:: MATERIAL PROVIDED ::

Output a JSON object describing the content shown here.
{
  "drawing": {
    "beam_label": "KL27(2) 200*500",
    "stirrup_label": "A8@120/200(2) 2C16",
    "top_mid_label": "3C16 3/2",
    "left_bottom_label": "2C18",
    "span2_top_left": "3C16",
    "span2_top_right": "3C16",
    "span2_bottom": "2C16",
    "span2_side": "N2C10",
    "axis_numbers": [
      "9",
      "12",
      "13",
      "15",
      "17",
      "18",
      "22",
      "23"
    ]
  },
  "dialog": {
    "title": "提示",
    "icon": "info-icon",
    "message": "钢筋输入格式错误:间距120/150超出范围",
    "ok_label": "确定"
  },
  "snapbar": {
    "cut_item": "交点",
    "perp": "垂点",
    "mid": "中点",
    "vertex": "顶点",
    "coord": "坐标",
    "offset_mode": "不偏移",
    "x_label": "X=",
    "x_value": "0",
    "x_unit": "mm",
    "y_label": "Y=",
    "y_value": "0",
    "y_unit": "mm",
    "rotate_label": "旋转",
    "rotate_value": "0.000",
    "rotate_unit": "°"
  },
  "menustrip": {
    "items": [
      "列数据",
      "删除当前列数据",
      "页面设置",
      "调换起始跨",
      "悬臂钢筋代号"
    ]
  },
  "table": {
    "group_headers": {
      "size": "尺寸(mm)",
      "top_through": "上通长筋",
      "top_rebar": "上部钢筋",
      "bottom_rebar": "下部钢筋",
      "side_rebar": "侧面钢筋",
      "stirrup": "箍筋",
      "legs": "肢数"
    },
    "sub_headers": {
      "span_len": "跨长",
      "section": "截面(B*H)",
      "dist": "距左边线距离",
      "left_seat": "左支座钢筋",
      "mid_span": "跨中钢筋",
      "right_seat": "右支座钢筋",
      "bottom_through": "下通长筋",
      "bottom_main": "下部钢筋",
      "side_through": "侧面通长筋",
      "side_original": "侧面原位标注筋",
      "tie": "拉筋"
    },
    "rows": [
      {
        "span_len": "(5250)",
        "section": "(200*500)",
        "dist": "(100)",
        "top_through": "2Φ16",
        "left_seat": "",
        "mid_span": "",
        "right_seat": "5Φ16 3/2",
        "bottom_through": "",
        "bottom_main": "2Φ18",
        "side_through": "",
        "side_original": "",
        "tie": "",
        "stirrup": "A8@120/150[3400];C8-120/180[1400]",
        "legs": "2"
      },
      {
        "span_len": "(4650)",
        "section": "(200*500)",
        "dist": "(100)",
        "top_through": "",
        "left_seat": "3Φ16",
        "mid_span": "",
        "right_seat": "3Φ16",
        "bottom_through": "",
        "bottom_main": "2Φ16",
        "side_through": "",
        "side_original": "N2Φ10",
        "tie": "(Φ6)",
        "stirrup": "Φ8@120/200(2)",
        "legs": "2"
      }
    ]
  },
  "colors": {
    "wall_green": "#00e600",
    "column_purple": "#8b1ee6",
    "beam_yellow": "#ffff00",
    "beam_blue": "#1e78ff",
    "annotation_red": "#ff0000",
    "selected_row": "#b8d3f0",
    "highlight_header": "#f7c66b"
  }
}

:::

◆ **WRITTEN EXERCISE**
Write out the records shown above, exactly as they appear.

◆ **EXERCISE RESULT**
Output a JSON object describing the content shown here.
{
  "drawing": {
    "beam_label": "KL27(2) 200*500",
    "stirrup_label": "A8@120/200(2) 2C16",
    "top_mid_label": "3C16 3/2",
    "left_bottom_label": "2C18",
    "span2_top_left": "3C16",
    "span2_top_right": "3C16",
    "span2_bottom": "2C16",
    "span2_side": "N2C10",
    "axis_numbers": [
      "9",
      "12",
      "13",
      "15",
      "17",
      "18",
      "22",
      "23"
    ]
  },
  "dialog": {
    "title": "提示",
    "icon": "info-icon",
    "message": "钢筋输入格式错误:间距120/150超出范围",
    "ok_label": "确定"
  },
  "snapbar": {
    "cut_item": "交点",
    "perp": "垂点",
    "mid": "中点",
    "vertex": "顶点",
    "coord": "坐标",
    "offset_mode": "不偏移",
    "x_label": "X=",
    "x_value": "0",
    "x_unit": "mm",
    "y_label": "Y=",
    "y_value": "0",
    "y_unit": "mm",
    "rotate_label": "旋转",
    "rotate_value": "0.000",
    "rotate_unit": "°"
  },
  "menustrip": {
    "items": [
      "列数据",
      "删除当前列数据",
      "页面设置",
      "调换起始跨",
      "悬臂钢筋代号"
    ]
  },
  "table": {
    "group_headers": {
      "size": "尺寸(mm)",
      "top_through": "上通长筋",
      "top_rebar": "上部钢筋",
      "bottom_rebar": "下部钢筋",
      "side_rebar": "侧面钢筋",
      "stirrup": "箍筋",
      "legs": "肢数"
    },
    "sub_headers": {
      "span_len": "跨长",
      "section": "截面(B*H)",
      "dist": "距左边线距离",
      "left_seat": "左支座钢筋",
      "mid_span": "跨中钢筋",
      "right_seat": "右支座钢筋",
      "bottom_through": "下通长筋",
      "bottom_main": "下部钢筋",
      "side_through": "侧面通长筋",
      "side_original": "侧面原位标注筋",
      "tie": "拉筋"
    },
    "rows": [
      {
        "span_len": "(5250)",
        "section": "(200*500)",
        "dist": "(100)",
        "top_through": "2Φ16",
        "left_seat": "",
        "mid_span": "",
        "right_seat": "5Φ16 3/2",
        "bottom_through": "",
        "bottom_main": "2Φ18",
        "side_through": "",
        "side_original": "",
        "tie": "",
        "stirrup": "A8@120/150[3400];C8-120/180[1400]",
        "legs": "2"
      },
      {
        "span_len": "(4650)",
        "section": "(200*500)",
        "dist": "(100)",
        "top_through": "",
        "left_seat": "3Φ16",
        "mid_span": "",
        "right_seat": "3Φ16",
        "bottom_through": "",
        "bottom_main": "2Φ16",
        "side_through": "",
        "side_original": "N2Φ10",
        "tie": "(Φ6)",
        "stirrup": "Φ8@120/200(2)",
        "legs": "2"
      }
    ]
  },
  "colors": {
    "wall_green": "#00e600",
    "column_purple": "#8b1ee6",
    "beam_yellow": "#ffff00",
    "beam_blue": "#1e78ff",
    "annotation_red": "#ff0000",
    "selected_row": "#b8d3f0",
    "highlight_header": "#f7c66b"
  }
}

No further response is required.